* **TASK DETAILS**: What is the number of lines in the data that hold the string "Estimated"? Reply with that number only.

* start RECORDED DATA *

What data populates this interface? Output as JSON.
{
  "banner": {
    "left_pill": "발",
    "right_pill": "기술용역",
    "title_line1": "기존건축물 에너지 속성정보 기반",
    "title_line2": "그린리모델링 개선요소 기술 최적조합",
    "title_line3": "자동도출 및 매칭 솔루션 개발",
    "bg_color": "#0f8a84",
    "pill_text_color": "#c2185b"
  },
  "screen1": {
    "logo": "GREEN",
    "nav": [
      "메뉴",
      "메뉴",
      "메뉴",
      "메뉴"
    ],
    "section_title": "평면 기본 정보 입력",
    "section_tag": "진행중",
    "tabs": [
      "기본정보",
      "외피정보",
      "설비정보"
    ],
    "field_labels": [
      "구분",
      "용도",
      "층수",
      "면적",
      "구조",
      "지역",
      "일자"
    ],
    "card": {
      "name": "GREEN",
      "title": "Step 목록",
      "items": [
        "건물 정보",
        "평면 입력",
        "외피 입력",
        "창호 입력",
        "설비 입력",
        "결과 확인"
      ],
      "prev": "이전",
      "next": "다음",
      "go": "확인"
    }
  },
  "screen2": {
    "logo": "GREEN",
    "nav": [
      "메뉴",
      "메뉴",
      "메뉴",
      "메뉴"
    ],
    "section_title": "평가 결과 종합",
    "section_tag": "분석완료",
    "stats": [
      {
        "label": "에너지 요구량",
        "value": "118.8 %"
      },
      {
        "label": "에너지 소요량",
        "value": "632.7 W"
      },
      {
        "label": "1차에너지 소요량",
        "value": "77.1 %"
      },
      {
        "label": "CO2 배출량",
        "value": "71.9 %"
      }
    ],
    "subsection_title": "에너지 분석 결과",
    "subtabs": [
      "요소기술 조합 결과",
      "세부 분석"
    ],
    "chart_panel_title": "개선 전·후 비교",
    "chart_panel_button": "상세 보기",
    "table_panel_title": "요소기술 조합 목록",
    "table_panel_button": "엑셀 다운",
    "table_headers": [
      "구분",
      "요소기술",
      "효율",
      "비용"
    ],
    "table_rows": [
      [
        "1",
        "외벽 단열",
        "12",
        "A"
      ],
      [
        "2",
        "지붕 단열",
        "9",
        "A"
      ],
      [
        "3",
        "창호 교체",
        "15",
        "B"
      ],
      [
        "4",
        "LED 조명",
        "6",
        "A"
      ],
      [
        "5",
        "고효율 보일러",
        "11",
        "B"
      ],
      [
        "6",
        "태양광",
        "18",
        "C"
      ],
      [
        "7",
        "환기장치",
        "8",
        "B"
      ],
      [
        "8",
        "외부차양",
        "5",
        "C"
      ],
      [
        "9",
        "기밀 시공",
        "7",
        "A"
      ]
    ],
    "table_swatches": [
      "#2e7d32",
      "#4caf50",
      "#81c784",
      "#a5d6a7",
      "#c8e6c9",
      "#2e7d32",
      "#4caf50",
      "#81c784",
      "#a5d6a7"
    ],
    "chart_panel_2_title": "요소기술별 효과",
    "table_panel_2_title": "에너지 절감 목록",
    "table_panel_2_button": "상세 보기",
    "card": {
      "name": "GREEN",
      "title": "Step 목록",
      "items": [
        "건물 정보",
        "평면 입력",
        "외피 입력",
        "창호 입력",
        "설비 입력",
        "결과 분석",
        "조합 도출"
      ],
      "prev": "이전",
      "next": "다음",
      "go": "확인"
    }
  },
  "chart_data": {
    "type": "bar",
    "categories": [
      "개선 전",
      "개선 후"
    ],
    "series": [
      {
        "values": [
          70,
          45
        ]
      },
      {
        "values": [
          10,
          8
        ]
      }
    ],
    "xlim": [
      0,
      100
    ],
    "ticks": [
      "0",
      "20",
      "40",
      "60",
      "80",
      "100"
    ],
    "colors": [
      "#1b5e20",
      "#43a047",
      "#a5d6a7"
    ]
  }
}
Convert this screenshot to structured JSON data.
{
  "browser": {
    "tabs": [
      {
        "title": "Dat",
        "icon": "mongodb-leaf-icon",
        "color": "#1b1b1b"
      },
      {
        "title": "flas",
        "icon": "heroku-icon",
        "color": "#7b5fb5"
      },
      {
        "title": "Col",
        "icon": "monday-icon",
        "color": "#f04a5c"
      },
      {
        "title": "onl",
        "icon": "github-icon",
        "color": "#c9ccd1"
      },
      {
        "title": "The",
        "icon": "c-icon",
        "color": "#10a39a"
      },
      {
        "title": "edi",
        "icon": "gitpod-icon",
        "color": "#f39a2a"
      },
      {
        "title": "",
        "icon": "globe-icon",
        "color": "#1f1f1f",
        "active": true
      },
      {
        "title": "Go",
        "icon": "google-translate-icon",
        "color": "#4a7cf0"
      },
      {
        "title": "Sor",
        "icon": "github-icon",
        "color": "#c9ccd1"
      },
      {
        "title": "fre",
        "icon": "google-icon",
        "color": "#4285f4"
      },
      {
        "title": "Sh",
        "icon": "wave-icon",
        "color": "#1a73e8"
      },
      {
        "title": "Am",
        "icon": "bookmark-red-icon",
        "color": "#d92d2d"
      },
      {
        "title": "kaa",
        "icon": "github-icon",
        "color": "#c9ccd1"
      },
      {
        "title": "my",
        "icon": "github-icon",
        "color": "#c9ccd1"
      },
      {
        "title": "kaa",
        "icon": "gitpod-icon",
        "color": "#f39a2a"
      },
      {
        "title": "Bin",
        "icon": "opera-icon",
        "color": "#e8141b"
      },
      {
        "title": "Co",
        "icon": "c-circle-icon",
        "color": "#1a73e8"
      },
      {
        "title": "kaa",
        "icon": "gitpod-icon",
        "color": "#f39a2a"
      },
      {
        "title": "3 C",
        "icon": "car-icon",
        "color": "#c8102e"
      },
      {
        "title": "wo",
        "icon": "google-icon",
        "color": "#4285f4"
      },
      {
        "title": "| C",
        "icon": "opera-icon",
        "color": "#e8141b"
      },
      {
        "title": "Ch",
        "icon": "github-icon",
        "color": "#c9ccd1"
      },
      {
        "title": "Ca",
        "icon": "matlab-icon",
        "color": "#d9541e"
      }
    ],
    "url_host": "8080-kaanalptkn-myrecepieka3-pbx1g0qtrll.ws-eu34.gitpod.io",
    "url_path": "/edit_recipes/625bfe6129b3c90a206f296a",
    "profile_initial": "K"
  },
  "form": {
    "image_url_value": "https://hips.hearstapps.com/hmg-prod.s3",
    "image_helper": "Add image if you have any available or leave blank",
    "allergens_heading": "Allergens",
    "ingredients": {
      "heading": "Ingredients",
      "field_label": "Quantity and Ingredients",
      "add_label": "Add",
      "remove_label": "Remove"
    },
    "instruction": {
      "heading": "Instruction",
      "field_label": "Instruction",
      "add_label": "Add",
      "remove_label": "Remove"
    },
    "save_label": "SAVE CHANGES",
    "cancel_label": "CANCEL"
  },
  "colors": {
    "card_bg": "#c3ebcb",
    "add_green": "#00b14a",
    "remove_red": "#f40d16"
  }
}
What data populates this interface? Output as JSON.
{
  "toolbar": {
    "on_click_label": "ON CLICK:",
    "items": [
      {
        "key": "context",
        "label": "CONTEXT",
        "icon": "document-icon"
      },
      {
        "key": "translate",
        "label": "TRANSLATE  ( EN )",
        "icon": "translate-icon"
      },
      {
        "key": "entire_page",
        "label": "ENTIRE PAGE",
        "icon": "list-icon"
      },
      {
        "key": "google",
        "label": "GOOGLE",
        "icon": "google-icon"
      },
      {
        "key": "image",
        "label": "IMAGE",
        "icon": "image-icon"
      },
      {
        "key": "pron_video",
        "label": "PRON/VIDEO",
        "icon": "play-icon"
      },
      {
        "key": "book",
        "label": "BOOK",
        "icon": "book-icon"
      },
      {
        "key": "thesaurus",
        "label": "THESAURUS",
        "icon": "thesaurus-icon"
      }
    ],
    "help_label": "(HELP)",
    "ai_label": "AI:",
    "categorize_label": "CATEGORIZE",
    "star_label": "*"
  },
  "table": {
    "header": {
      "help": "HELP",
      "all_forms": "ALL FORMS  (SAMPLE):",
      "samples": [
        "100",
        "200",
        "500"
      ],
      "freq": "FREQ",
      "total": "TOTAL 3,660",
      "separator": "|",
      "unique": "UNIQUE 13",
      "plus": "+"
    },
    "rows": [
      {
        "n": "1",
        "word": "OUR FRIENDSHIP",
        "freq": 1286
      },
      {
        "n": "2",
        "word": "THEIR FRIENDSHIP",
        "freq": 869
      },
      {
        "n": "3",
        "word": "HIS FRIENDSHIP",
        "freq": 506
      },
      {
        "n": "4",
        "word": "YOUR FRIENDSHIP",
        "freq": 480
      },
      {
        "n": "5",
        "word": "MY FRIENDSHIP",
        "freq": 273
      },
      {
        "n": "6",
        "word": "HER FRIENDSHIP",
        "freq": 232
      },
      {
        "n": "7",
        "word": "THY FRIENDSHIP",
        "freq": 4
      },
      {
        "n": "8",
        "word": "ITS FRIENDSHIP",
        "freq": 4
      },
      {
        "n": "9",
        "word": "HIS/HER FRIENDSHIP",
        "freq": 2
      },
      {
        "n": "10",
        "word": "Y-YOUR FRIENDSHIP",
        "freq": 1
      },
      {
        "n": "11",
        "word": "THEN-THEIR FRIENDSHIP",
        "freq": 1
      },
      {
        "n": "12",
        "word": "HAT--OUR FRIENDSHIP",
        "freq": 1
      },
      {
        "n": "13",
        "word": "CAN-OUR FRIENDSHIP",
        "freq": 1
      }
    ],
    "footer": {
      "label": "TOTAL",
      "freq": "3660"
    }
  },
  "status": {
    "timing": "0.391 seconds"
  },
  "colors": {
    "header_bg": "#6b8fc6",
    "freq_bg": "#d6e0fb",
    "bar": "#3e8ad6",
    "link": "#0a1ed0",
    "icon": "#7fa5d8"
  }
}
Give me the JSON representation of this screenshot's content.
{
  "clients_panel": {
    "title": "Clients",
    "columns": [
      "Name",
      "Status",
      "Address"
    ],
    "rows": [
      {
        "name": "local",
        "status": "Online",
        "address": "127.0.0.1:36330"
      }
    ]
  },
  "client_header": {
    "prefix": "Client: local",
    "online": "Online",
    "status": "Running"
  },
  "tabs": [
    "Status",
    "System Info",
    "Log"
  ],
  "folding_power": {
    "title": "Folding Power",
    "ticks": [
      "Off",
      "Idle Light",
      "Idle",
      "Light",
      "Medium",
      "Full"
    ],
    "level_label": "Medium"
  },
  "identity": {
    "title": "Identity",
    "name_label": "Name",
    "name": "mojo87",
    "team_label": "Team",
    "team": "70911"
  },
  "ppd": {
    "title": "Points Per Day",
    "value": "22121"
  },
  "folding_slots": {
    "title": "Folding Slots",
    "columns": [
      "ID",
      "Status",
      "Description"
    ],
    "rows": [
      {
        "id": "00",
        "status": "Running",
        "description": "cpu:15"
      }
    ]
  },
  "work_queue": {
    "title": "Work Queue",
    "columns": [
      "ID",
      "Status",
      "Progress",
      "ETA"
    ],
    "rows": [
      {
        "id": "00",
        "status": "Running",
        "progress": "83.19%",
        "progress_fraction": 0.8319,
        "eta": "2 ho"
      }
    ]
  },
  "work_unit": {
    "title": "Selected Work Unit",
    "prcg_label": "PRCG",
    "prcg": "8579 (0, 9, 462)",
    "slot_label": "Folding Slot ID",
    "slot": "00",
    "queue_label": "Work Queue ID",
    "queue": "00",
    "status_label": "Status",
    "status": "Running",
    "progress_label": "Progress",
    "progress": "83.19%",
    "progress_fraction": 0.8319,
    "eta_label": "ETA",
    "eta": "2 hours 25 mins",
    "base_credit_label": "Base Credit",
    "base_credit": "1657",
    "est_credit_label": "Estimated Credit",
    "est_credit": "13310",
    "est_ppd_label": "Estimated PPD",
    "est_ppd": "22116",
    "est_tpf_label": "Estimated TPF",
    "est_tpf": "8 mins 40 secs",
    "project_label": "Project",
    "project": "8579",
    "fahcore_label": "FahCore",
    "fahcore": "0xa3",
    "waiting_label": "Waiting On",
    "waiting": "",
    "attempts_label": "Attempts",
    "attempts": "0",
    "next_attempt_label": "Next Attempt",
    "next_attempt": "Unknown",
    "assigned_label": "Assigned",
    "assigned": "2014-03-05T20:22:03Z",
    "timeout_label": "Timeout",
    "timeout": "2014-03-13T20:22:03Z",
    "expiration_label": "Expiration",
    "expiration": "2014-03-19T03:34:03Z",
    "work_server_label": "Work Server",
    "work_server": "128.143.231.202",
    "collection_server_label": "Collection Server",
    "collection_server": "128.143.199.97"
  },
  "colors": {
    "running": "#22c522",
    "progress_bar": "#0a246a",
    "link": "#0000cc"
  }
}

* end RECORDED DATA *

* **THE COMPLETED TASK**: 3